▸ What is needed
Present the following entries again, word for word and in full.

--- START OF Stored records ---

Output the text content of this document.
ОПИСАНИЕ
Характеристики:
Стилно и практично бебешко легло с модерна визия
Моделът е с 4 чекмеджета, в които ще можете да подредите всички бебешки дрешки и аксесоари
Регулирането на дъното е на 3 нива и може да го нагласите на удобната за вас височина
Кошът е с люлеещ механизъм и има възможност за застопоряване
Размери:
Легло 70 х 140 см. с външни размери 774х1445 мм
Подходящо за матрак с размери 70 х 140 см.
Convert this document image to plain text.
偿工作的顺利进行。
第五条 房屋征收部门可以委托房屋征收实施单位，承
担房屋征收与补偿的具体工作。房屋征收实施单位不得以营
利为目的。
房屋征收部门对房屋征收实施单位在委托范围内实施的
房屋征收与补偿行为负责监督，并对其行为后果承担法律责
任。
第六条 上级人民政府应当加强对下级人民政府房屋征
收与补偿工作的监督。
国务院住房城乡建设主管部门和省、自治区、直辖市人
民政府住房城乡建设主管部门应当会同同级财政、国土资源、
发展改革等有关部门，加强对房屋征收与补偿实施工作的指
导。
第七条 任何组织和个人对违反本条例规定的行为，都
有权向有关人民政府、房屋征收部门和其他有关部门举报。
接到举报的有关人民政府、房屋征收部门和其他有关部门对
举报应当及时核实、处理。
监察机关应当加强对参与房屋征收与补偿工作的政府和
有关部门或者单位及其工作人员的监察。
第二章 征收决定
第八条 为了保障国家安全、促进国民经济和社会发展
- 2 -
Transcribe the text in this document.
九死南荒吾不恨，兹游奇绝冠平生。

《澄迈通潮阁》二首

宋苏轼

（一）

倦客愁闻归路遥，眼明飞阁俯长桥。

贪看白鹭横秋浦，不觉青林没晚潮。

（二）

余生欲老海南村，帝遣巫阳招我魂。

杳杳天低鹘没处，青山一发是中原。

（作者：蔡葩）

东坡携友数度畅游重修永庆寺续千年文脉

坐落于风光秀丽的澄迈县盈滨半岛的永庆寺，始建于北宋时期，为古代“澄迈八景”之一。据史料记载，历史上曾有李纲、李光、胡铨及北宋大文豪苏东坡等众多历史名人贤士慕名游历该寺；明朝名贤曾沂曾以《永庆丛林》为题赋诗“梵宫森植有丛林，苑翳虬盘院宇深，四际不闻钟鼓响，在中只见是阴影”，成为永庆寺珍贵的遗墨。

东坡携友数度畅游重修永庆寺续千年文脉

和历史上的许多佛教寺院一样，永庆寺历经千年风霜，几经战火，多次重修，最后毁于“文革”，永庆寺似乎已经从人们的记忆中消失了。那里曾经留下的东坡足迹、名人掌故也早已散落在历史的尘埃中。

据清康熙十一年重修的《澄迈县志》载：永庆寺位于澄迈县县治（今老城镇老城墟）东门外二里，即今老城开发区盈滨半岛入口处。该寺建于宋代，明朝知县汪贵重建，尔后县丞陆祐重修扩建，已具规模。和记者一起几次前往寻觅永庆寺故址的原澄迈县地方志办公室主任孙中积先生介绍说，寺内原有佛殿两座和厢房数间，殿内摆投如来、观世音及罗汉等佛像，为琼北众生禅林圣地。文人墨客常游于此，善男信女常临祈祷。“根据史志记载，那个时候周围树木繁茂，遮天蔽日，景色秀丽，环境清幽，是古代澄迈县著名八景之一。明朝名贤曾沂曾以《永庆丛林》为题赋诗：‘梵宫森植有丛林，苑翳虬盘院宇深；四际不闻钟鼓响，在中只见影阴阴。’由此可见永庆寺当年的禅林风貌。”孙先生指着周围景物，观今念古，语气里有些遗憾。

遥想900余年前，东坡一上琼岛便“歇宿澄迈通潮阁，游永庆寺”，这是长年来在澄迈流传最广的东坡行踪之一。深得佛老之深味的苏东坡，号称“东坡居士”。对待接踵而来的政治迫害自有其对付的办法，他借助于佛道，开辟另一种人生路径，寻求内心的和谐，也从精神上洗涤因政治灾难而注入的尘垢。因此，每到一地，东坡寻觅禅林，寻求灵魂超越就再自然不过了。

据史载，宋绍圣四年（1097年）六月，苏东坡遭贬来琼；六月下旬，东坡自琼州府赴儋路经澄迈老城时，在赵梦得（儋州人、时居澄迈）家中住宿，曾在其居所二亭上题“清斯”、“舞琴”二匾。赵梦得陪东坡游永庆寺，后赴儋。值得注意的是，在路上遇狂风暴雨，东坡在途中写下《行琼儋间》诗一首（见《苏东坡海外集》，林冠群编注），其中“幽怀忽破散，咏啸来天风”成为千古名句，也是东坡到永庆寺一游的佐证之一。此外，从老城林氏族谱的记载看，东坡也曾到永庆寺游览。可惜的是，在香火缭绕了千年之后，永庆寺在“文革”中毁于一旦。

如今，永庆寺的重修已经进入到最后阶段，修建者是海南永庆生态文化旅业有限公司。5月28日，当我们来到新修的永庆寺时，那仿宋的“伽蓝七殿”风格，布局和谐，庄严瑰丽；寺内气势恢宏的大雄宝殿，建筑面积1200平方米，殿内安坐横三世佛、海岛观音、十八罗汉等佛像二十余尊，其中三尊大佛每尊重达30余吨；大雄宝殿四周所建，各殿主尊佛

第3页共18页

--- END OF Stored records ---

▸ Final result
Output the text content of this document.
ОПИСАНИЕ
Характеристики:
Стилно и практично бебешко легло с модерна визия
Моделът е с 4 чекмеджета, в които ще можете да подредите всички бебешки дрешки и аксесоари
Регулирането на дъното е на 3 нива и може да го нагласите на удобната за вас височина
Кошът е с люлеещ механизъм и има възможност за застопоряване
Размери:
Легло 70 х 140 см. с външни размери 774х1445 мм
Подходящо за матрак с размери 70 х 140 см.
Convert this document image to plain text.
偿工作的顺利进行。
第五条 房屋征收部门可以委托房屋征收实施单位，承
担房屋征收与补偿的具体工作。房屋征收实施单位不得以营
利为目的。
房屋征收部门对房屋征收实施单位在委托范围内实施的
房屋征收与补偿行为负责监督，并对其行为后果承担法律责
任。
第六条 上级人民政府应当加强对下级人民政府房屋征
收与补偿工作的监督。
国务院住房城乡建设主管部门和省、自治区、直辖市人
民政府住房城乡建设主管部门应当会同同级财政、国土资源、
发展改革等有关部门，加强对房屋征收与补偿实施工作的指
导。
第七条 任何组织和个人对违反本条例规定的行为，都
有权向有关人民政府、房屋征收部门和其他有关部门举报。
接到举报的有关人民政府、房屋征收部门和其他有关部门对
举报应当及时核实、处理。
监察机关应当加强对参与房屋征收与补偿工作的政府和
有关部门或者单位及其工作人员的监察。
第二章 征收决定
第八条 为了保障国家安全、促进国民经济和社会发展
- 2 -
Transcribe the text in this document.
九死南荒吾不恨，兹游奇绝冠平生。

《澄迈通潮阁》二首

宋苏轼

（一）

倦客愁闻归路遥，眼明飞阁俯长桥。

贪看白鹭横秋浦，不觉青林没晚潮。

（二）

余生欲老海南村，帝遣巫阳招我魂。

杳杳天低鹘没处，青山一发是中原。

（作者：蔡葩）

东坡携友数度畅游重修永庆寺续千年文脉

坐落于风光秀丽的澄迈县盈滨半岛的永庆寺，始建于北宋时期，为古代“澄迈八景”之一。据史料记载，历史上曾有李纲、李光、胡铨及北宋大文豪苏东坡等众多历史名人贤士慕名游历该寺；明朝名贤曾沂曾以《永庆丛林》为题赋诗“梵宫森植有丛林，苑翳虬盘院宇深，四际不闻钟鼓响，在中只见是阴影”，成为永庆寺珍贵的遗墨。

东坡携友数度畅游重修永庆寺续千年文脉

和历史上的许多佛教寺院一样，永庆寺历经千年风霜，几经战火，多次重修，最后毁于“文革”，永庆寺似乎已经从人们的记忆中消失了。那里曾经留下的东坡足迹、名人掌故也早已散落在历史的尘埃中。

据清康熙十一年重修的《澄迈县志》载：永庆寺位于澄迈县县治（今老城镇老城墟）东门外二里，即今老城开发区盈滨半岛入口处。该寺建于宋代，明朝知县汪贵重建，尔后县丞陆祐重修扩建，已具规模。和记者一起几次前往寻觅永庆寺故址的原澄迈县地方志办公室主任孙中积先生介绍说，寺内原有佛殿两座和厢房数间，殿内摆投如来、观世音及罗汉等佛像，为琼北众生禅林圣地。文人墨客常游于此，善男信女常临祈祷。“根据史志记载，那个时候周围树木繁茂，遮天蔽日，景色秀丽，环境清幽，是古代澄迈县著名八景之一。明朝名贤曾沂曾以《永庆丛林》为题赋诗：‘梵宫森植有丛林，苑翳虬盘院宇深；四际不闻钟鼓响，在中只见影阴阴。’由此可见永庆寺当年的禅林风貌。”孙先生指着周围景物，观今念古，语气里有些遗憾。

遥想900余年前，东坡一上琼岛便“歇宿澄迈通潮阁，游永庆寺”，这是长年来在澄迈流传最广的东坡行踪之一。深得佛老之深味的苏东坡，号称“东坡居士”。对待接踵而来的政治迫害自有其对付的办法，他借助于佛道，开辟另一种人生路径，寻求内心的和谐，也从精神上洗涤因政治灾难而注入的尘垢。因此，每到一地，东坡寻觅禅林，寻求灵魂超越就再自然不过了。

据史载，宋绍圣四年（1097年）六月，苏东坡遭贬来琼；六月下旬，东坡自琼州府赴儋路经澄迈老城时，在赵梦得（儋州人、时居澄迈）家中住宿，曾在其居所二亭上题“清斯”、“舞琴”二匾。赵梦得陪东坡游永庆寺，后赴儋。值得注意的是，在路上遇狂风暴雨，东坡在途中写下《行琼儋间》诗一首（见《苏东坡海外集》，林冠群编注），其中“幽怀忽破散，咏啸来天风”成为千古名句，也是东坡到永庆寺一游的佐证之一。此外，从老城林氏族谱的记载看，东坡也曾到永庆寺游览。可惜的是，在香火缭绕了千年之后，永庆寺在“文革”中毁于一旦。

如今，永庆寺的重修已经进入到最后阶段，修建者是海南永庆生态文化旅业有限公司。5月28日，当我们来到新修的永庆寺时，那仿宋的“伽蓝七殿”风格，布局和谐，庄严瑰丽；寺内气势恢宏的大雄宝殿，建筑面积1200平方米，殿内安坐横三世佛、海岛观音、十八罗汉等佛像二十余尊，其中三尊大佛每尊重达30余吨；大雄宝殿四周所建，各殿主尊佛

第3页共18页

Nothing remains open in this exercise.